• _Set task_:
Pull every line containing "data" out of the material below.
--- begin Input rows ---
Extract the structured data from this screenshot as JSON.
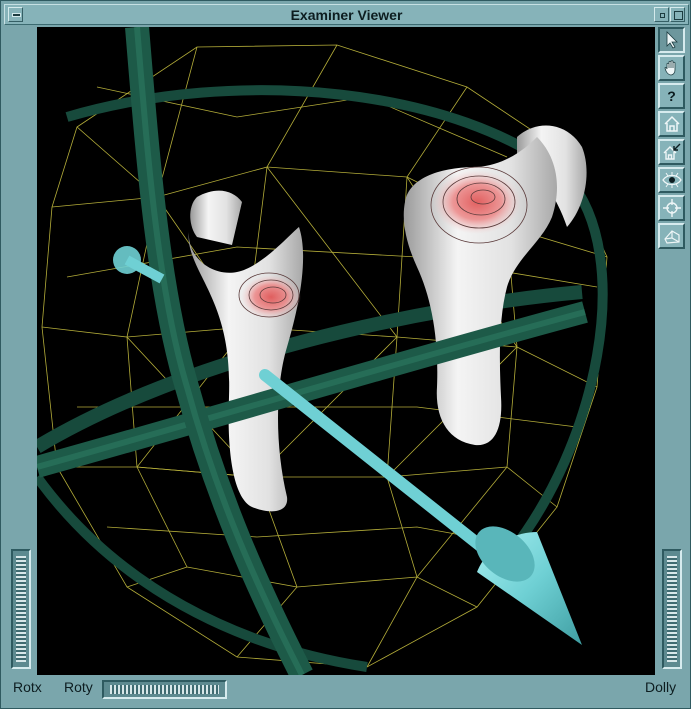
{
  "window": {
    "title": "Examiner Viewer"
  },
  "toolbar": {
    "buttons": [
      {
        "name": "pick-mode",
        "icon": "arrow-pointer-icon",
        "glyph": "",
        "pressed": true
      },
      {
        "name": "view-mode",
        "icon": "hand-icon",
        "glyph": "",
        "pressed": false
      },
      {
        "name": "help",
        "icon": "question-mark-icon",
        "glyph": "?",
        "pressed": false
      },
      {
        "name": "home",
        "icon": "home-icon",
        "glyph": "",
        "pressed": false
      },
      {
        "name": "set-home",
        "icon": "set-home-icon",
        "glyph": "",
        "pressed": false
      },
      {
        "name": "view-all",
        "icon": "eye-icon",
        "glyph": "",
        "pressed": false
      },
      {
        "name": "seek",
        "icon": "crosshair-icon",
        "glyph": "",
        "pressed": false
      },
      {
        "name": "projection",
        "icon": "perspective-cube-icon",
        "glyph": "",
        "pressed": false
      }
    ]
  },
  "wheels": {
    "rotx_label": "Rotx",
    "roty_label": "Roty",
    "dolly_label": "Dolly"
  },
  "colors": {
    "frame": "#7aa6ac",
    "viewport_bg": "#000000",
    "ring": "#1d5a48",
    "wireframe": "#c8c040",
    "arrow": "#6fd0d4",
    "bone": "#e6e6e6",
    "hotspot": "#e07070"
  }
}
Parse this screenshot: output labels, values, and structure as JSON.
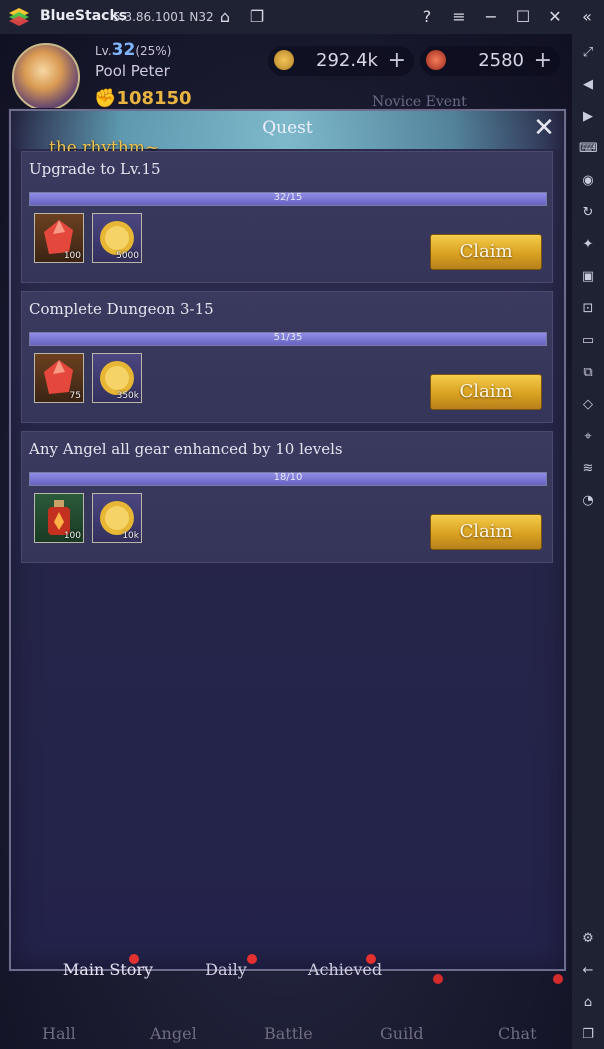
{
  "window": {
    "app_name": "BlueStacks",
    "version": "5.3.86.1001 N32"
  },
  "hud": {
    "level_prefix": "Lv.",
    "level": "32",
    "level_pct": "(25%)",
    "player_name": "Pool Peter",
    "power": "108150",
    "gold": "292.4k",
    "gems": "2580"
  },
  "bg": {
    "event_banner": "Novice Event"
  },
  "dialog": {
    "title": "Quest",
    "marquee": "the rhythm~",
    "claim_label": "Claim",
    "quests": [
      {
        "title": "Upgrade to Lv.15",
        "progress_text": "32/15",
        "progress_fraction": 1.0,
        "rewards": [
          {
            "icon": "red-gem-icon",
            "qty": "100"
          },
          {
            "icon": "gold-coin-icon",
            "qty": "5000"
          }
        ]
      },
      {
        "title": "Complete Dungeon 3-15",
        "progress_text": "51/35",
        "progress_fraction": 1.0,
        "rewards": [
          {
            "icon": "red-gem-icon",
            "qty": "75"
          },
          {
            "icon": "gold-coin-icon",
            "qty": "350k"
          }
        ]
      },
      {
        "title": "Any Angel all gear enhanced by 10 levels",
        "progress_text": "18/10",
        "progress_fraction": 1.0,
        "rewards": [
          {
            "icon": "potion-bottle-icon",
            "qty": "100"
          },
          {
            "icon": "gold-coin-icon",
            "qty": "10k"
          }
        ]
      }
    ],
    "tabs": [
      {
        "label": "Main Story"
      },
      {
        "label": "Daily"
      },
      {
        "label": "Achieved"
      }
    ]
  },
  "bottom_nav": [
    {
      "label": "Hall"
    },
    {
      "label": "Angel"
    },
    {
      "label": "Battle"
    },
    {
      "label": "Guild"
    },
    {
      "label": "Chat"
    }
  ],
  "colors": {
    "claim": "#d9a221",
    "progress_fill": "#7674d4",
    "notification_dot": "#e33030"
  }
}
--- end Input rows ---
--- begin Input rows ---
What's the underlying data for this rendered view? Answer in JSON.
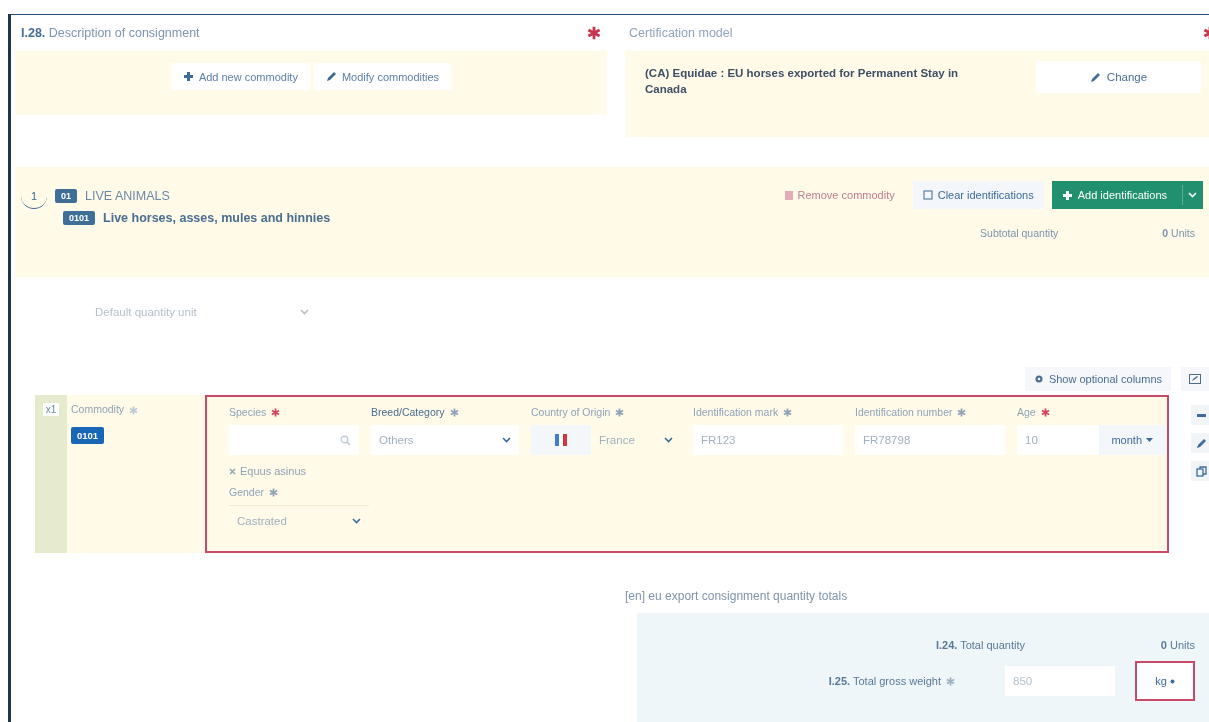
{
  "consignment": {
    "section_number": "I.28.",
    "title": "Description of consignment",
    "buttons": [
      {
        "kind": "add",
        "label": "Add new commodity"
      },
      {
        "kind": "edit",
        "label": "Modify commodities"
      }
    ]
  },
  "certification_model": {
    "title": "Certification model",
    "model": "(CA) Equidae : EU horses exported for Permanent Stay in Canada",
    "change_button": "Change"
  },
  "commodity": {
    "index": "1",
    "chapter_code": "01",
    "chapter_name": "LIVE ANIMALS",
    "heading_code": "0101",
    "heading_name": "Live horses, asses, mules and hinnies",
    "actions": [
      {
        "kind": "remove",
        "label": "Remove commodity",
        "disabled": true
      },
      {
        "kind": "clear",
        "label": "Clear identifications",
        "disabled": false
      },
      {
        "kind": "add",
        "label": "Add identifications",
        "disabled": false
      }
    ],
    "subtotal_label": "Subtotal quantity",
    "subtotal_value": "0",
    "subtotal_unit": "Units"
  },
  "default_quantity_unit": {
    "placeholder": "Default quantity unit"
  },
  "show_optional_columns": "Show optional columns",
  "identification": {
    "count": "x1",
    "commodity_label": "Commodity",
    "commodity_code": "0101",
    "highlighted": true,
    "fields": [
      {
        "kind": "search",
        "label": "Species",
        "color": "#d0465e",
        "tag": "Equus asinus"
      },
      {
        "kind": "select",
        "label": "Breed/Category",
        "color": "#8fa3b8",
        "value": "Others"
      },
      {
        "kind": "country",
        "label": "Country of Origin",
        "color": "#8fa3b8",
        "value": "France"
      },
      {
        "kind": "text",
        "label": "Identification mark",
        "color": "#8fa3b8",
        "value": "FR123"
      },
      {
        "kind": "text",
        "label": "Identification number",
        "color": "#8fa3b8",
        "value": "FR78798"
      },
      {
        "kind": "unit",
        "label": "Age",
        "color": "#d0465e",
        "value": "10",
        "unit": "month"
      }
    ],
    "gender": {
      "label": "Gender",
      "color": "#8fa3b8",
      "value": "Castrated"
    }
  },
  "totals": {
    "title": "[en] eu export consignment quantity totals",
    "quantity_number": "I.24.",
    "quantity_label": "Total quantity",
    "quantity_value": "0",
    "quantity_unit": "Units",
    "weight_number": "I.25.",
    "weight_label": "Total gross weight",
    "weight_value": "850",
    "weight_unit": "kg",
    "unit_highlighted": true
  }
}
--- end Input rows ---
• _Complete response_:
Extract the structured data from this screenshot as JSON.
What's the underlying data for this rendered view? Answer in JSON.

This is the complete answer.